(Figure record listings)
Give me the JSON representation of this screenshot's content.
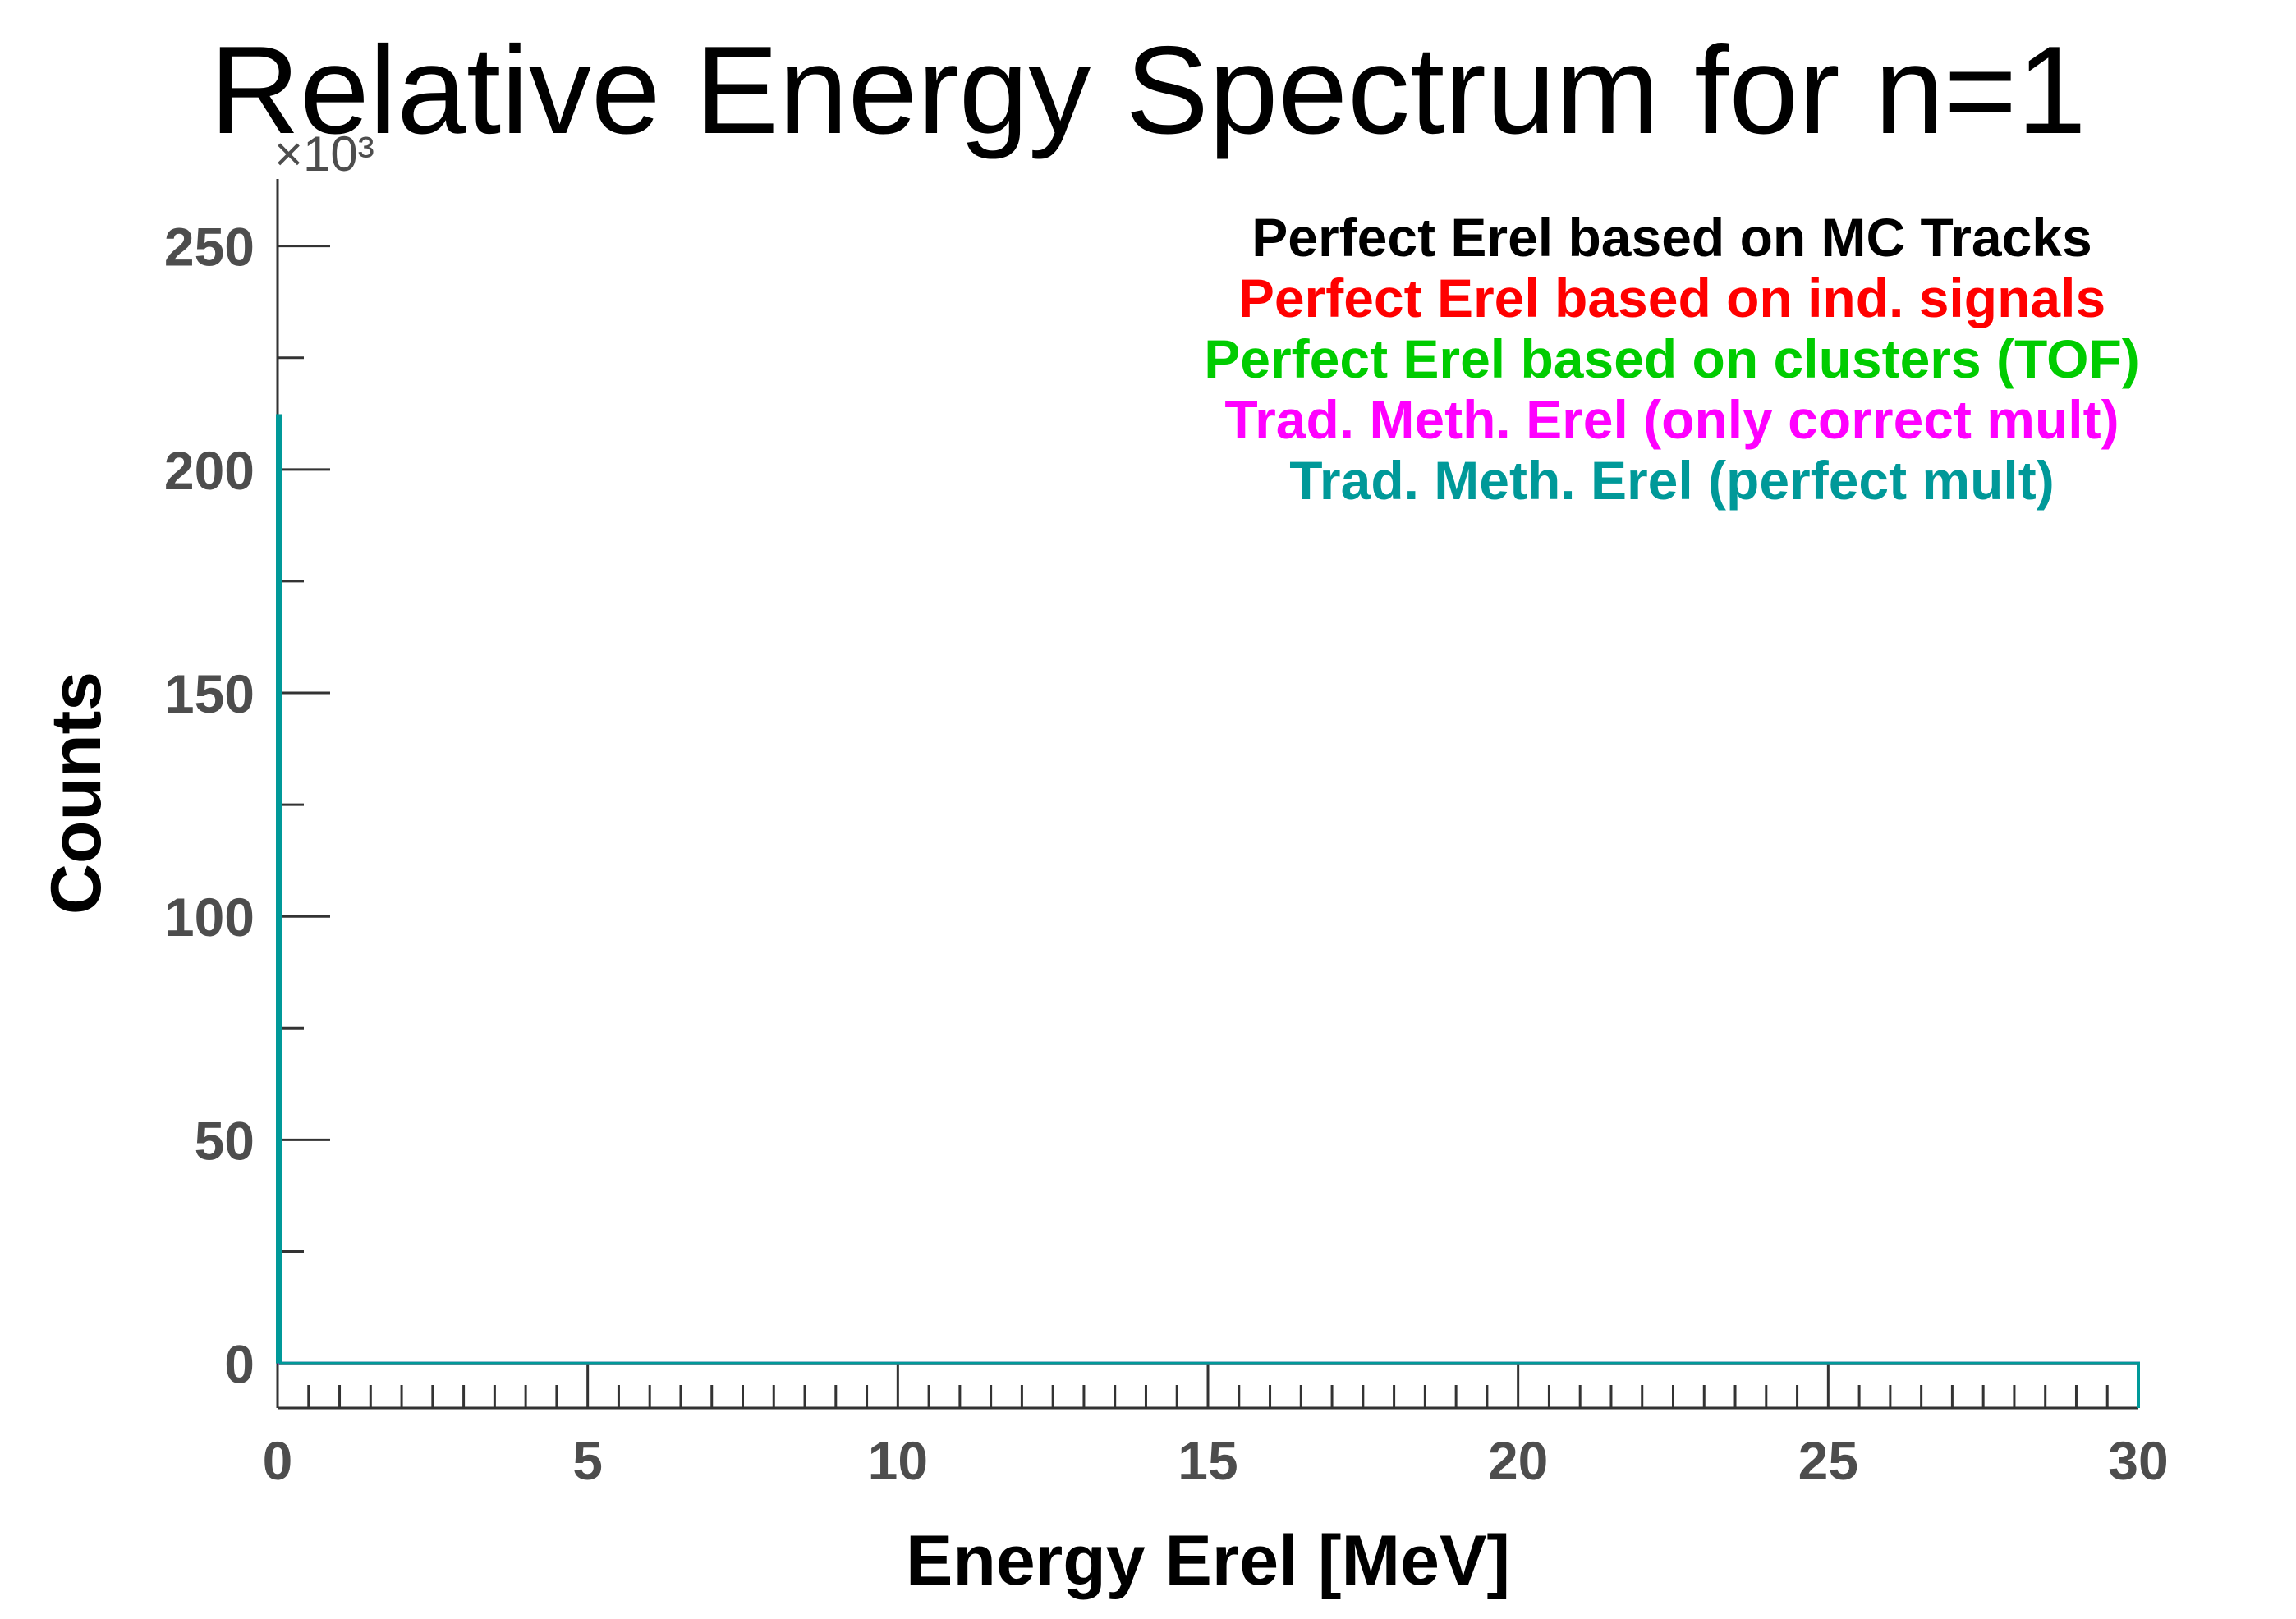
{
  "chart_data": {
    "type": "line",
    "title": "Relative Energy Spectrum for n=1",
    "xlabel": "Energy Erel [MeV]",
    "ylabel": "Counts",
    "y_multiplier_label": "×10³",
    "xlim": [
      0,
      30
    ],
    "ylim": [
      -10,
      265
    ],
    "x_ticks": [
      0,
      5,
      10,
      15,
      20,
      25,
      30
    ],
    "x_tick_labels": [
      "0",
      "5",
      "10",
      "15",
      "20",
      "25",
      "30"
    ],
    "y_ticks": [
      0,
      50,
      100,
      150,
      200,
      250
    ],
    "y_tick_labels": [
      "0",
      "50",
      "100",
      "150",
      "200",
      "250"
    ],
    "grid": false,
    "legend_position": "top-right",
    "series": [
      {
        "name": "Perfect Erel based on MC Tracks",
        "color": "#000000",
        "x": [
          0,
          0.05,
          30
        ],
        "y": [
          0,
          0,
          0
        ]
      },
      {
        "name": "Perfect Erel based on ind. signals",
        "color": "#ff0000",
        "x": [
          0,
          0.05,
          30
        ],
        "y": [
          0,
          0,
          0
        ]
      },
      {
        "name": "Perfect Erel based on clusters (TOF)",
        "color": "#00cc00",
        "x": [
          0,
          0.05,
          30
        ],
        "y": [
          0,
          0,
          0
        ]
      },
      {
        "name": "Trad. Meth. Erel (only correct mult)",
        "color": "#ff00ff",
        "x": [
          0,
          0.05,
          30
        ],
        "y": [
          0,
          0,
          0
        ]
      },
      {
        "name": "Trad. Meth. Erel (perfect mult)",
        "color": "#009999",
        "x": [
          0,
          0.05,
          30
        ],
        "y": [
          212,
          0,
          0
        ]
      }
    ]
  }
}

--- Exercise objective ---
From the data above, work out how many lines contain the string "Energy" and reply with only the number.

--- Solution for this exercise ---
2